To verify the source code installation, run the following command and confirm the displayed version matches the one you installed:

pip show vllm-ascend

Expected result: The version information of vllm-ascend is displayed, confirming a successful installation.

5 Online Service Deployment#

5.1 Single-Node Online Deployment#

Single-node deployment completes both Prefill and Decode within the same node, suitable for development, testing, and medium-scale inference scenarios. The Qwen3.5-27B, Qwen3.5-27B-w8a8, Qwen3.6-27B, and Qwen3.6-27B-w8a8 models can all be deployed on 1 Atlas 800 A3 (64G × 16) or 1 Atlas 800 A2 (64G × 8). The quantized versions need to start with the --quantization ascend parameter.

Both Qwen3.5-27B and Qwen3.6-27B share the same MTP head design, so the qwen3_5_mtp speculative decoding method can be used for both.

Qwen3.5-27B-w8a8

Startup Command:

#!/bin/sh
# Load model from ModelScope to speed up download
export VLLM_USE_MODELSCOPE=True
# To reduce memory fragmentation and avoid out of memory
export PYTORCH_NPU_ALLOC_CONF=expandable_segments:True
export HCCL_BUFFSIZE=512
export OMP_PROC_BIND=false
export OMP_NUM_THREADS=1
export TASK_QUEUE_ENABLE=1

vllm serve Eco-Tech/Qwen3.5-27B-w8a8-mtp \
--host 0.0.0.0 \
--port 8000 \
--data-parallel-size 1 \
--tensor-parallel-size 2 \
--seed 1024 \
--quantization ascend \
--served-model-name qwen3.5 \
--max-num-seqs 32 \
--max-model-len 133000 \
--max-num-batched-tokens 8096 \
--trust-remote-code \
--gpu-memory-utilization 0.90 \
--no-enable-prefix-caching \
--speculative-config '{"method": "qwen3_5_mtp", "num_speculative_tokens": 3, "enforce_eager": true}' \
--compilation-config '{"cudagraph_mode":"FULL_DECODE_ONLY"}' \
--additional-config '{"enable_cpu_binding":true}' \
--async-scheduling

Qwen3.6-27B-w8a8

Startup Command (supports up to 262144 context length):

#!/bin/sh
# Load model from ModelScope to speed up download
export VLLM_USE_MODELSCOPE=True
# To reduce memory fragmentation and avoid out of memory
export PYTORCH_NPU_ALLOC_CONF=expandable_segments:True
export HCCL_BUFFSIZE=512
export OMP_PROC_BIND=false
export OMP_NUM_THREADS=1
export TASK_QUEUE_ENABLE=1

vllm serve Eco-Tech/Qwen3.6-27B-w8a8 \
--host 0.0.0.0 \
--port 8000 \
--data-parallel-size 1 \
--tensor-parallel-size 2 \
--seed 1024 \
--quantization ascend \
--served-model-name qwen3.6 \
--max-num-seqs 32 \
--max-model-len 262144 \
--max-num-batched-tokens 8096 \
--trust-remote-code \
--gpu-memory-utilization 0.90 \
--no-enable-prefix-caching \
--speculative-config '{"method": "qwen3_5_mtp", "num_speculative_tokens": 3, "enforce_eager": true}' \
--compilation-config '{"cudagraph_mode":"FULL_DECODE_ONLY"}' \
--additional-config '{"enable_cpu_binding":true}' \
--async-scheduling

Key Parameter Descriptions:

  • --data-parallel-size 1 and --tensor-parallel-size 2 are common settings for data parallelism (DP) and tensor parallelism (TP) sizes.

  • --max-model-len represents the context length, which is the maximum value of the input plus output for a single request. The Qwen3.6-27B model supports up to 262144.

DATA EXCERPTS

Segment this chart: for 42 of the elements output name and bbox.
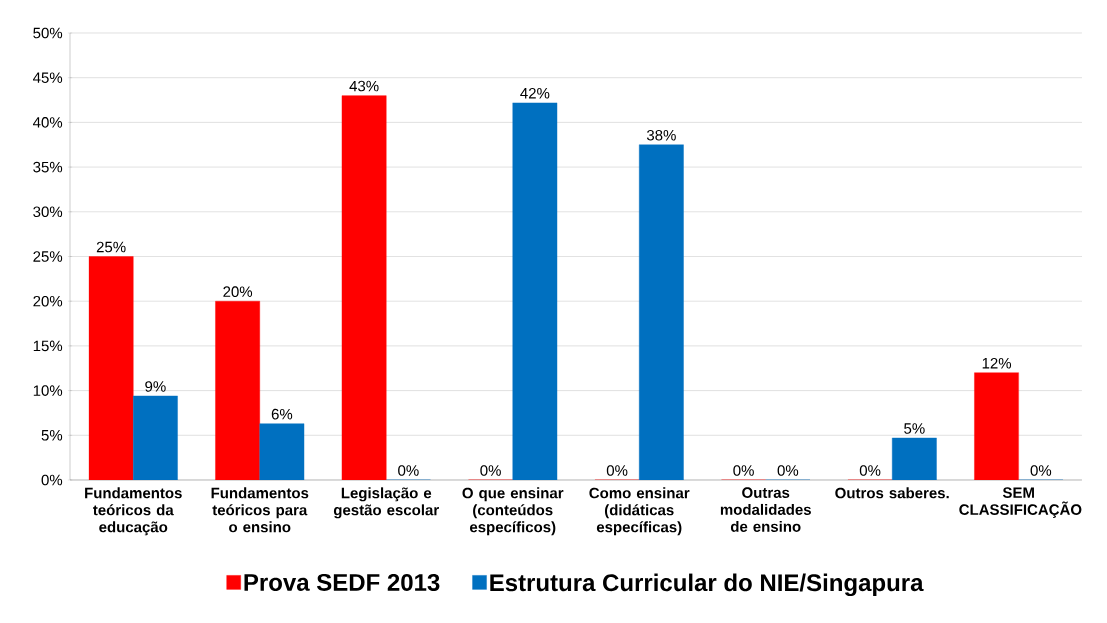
data-label: 0% [777,465,799,476]
y-tick-label: 10% [33,385,63,396]
data-label: 9% [145,381,166,392]
data-label: 5% [904,423,925,434]
y-tick-label: 5% [41,430,63,441]
x-tick-label: Legislação e gestão escolar [333,487,439,519]
data-label: 6% [271,408,293,420]
y-tick-label: 15% [33,340,63,352]
data-label: 0% [859,465,881,476]
y-tick-label: 45% [33,72,63,83]
bar [259,423,305,480]
data-label: 0% [398,465,419,476]
x-tick-label: O que ensinar (conteúdos específicos) [462,487,564,536]
y-tick-label: 50% [33,27,63,39]
bar [133,395,178,480]
bar [892,437,937,480]
x-tick-label: Fundamentos teóricos da educação [85,487,182,536]
legend-label: Estrutura Curricular do NIE/Singapura [490,573,924,597]
data-label: 20% [223,286,253,297]
data-label: 38% [646,129,676,141]
legend-label: Prova SEDF 2013 [244,573,440,591]
x-tick-label: Como ensinar (didáticas específicas) [589,487,690,536]
x-tick-label: SEM CLASSIFICAÇÃO [959,487,1082,518]
data-label: 12% [982,357,1012,369]
data-label: 0% [606,465,628,476]
bar [639,144,684,480]
y-tick-label: 0% [41,474,63,486]
data-label: 42% [520,87,550,99]
x-tick-label: Outras modalidades de ensino [720,487,811,532]
data-label: 25% [96,241,126,253]
x-tick-label: Fundamentos teóricos para o ensino [211,487,309,533]
data-label: 0% [1030,465,1052,476]
y-tick-label: 35% [33,161,63,173]
y-tick-label: 25% [33,251,63,262]
data-label: 43% [349,80,379,92]
x-tick-label: Outros saberes. [835,487,949,499]
data-label: 0% [480,465,501,476]
data-label: 0% [733,465,754,476]
y-tick-label: 20% [33,295,63,307]
bar [512,102,558,480]
y-tick-label: 40% [33,117,63,128]
y-tick-label: 30% [33,206,63,218]
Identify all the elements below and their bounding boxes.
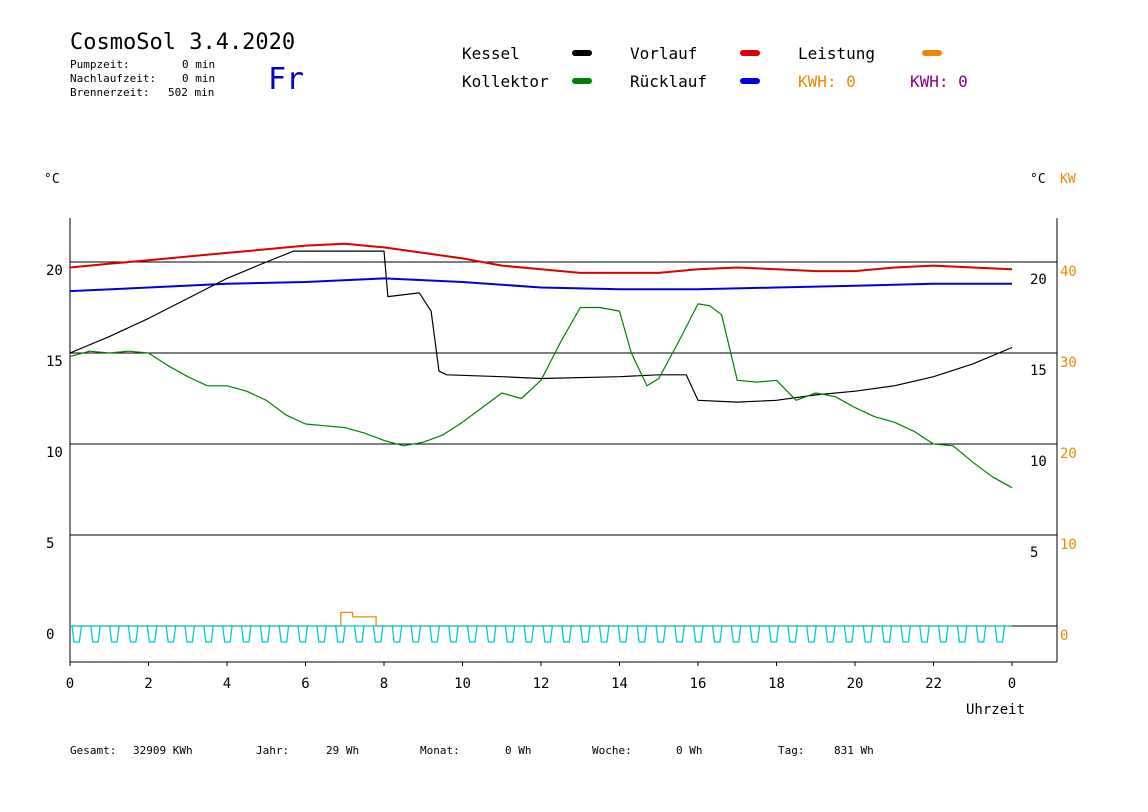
legend-kollektor-swatch	[572, 78, 592, 84]
y-right-temp-tick-5: 5	[1030, 545, 1038, 561]
footer-gesamt-label: Gesamt:	[70, 744, 117, 757]
stat-brennerzeit-value: 502 min	[168, 86, 215, 99]
x-tick-label-12: 0	[1008, 676, 1016, 692]
legend-leistung-swatch	[922, 50, 942, 56]
series-pumpe	[70, 625, 1012, 643]
y-left-tick-15: 15	[46, 354, 63, 370]
y-left-tick-0: 0	[46, 627, 54, 643]
footer-tag-label: Tag:	[778, 744, 805, 757]
series-kessel	[69, 250, 1013, 403]
footer-monat-value: 0 Wh	[505, 744, 532, 757]
y-right-power-tick-20: 20	[1060, 446, 1077, 462]
x-tick-label-8: 16	[690, 676, 707, 692]
footer-gesamt-value: 32909 KWh	[133, 744, 193, 757]
footer-jahr-label: Jahr:	[256, 744, 290, 757]
stat-nachlaufzeit-label: Nachlaufzeit:	[70, 72, 157, 85]
y-right-temp-tick-20: 20	[1030, 272, 1047, 288]
series-vorlauf	[69, 242, 1013, 274]
x-tick-label-7: 14	[611, 676, 628, 692]
y-left-tick-5: 5	[46, 536, 54, 552]
legend-kessel-label: Kessel	[462, 44, 520, 63]
x-tick-label-2: 4	[223, 676, 231, 692]
y-left-unit: °C	[44, 172, 60, 187]
x-tick-label-0: 0	[66, 676, 74, 692]
series-ruecklauf	[69, 277, 1012, 293]
x-tick-label-3: 6	[301, 676, 309, 692]
legend-vorlauf-swatch	[740, 50, 760, 56]
y-right-temp-tick-15: 15	[1030, 363, 1047, 379]
x-tick-label-11: 22	[925, 676, 942, 692]
legend-ruecklauf-swatch	[740, 78, 760, 84]
x-tick-label-6: 12	[533, 676, 550, 692]
footer-tag-value: 831 Wh	[834, 744, 874, 757]
weekday-label: Fr	[268, 62, 305, 97]
x-tick-label-5: 10	[454, 676, 471, 692]
legend-kwh-purple: KWH: 0	[910, 72, 968, 91]
footer-monat-label: Monat:	[420, 744, 460, 757]
x-tick-label-9: 18	[768, 676, 785, 692]
stat-brennerzeit-label: Brennerzeit:	[70, 86, 150, 99]
legend-kessel-swatch	[572, 50, 592, 56]
y-left-tick-20: 20	[46, 263, 63, 279]
y-right-power-unit: KW	[1060, 172, 1076, 187]
stat-pumpzeit-label: Pumpzeit:	[70, 58, 130, 71]
series-leistung	[70, 611, 1012, 627]
x-axis-label: Uhrzeit	[966, 702, 1026, 718]
footer-jahr-value: 29 Wh	[326, 744, 360, 757]
stat-nachlaufzeit-value: 0 min	[182, 72, 216, 85]
x-tick-label-4: 8	[380, 676, 388, 692]
footer-woche-label: Woche:	[592, 744, 632, 757]
x-tick-label-1: 2	[144, 676, 152, 692]
footer-woche-value: 0 Wh	[676, 744, 703, 757]
y-right-power-tick-40: 40	[1060, 264, 1077, 280]
x-tick-label-10: 20	[847, 676, 864, 692]
stat-pumpzeit-value: 0 min	[182, 58, 216, 71]
chart-title: CosmoSol 3.4.2020	[70, 30, 296, 55]
legend-vorlauf-label: Vorlauf	[630, 44, 698, 63]
legend-kollektor-label: Kollektor	[462, 72, 549, 91]
y-right-temp-tick-10: 10	[1030, 454, 1047, 470]
y-right-power-tick-0: 0	[1060, 628, 1068, 644]
legend-kwh-orange: KWH: 0	[798, 72, 856, 91]
legend-ruecklauf-label: Rücklauf	[630, 72, 708, 91]
y-right-power-tick-30: 30	[1060, 355, 1077, 371]
y-left-tick-10: 10	[46, 445, 63, 461]
y-right-temp-unit: °C	[1030, 172, 1046, 187]
series-kollektor	[69, 303, 1013, 489]
y-right-power-tick-10: 10	[1060, 537, 1077, 553]
legend-leistung-label: Leistung	[798, 44, 876, 63]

PROBLEM SET
1. According to the deployment guide, what parameter must the quantized model versions start with?
2. In the deployment guide, why can the qwen3_5_mtp speculative decoding method be used for both Qwen3.5-27B and Qwen3.6-27B?
Answer using only the deployment guide; the records play no part.

ANSWERS FOR THE TASKS
1. They must start with the --quantization ascend parameter.

2. The two models share the same MTP head design, so the same qwen3_5_mtp method works for both.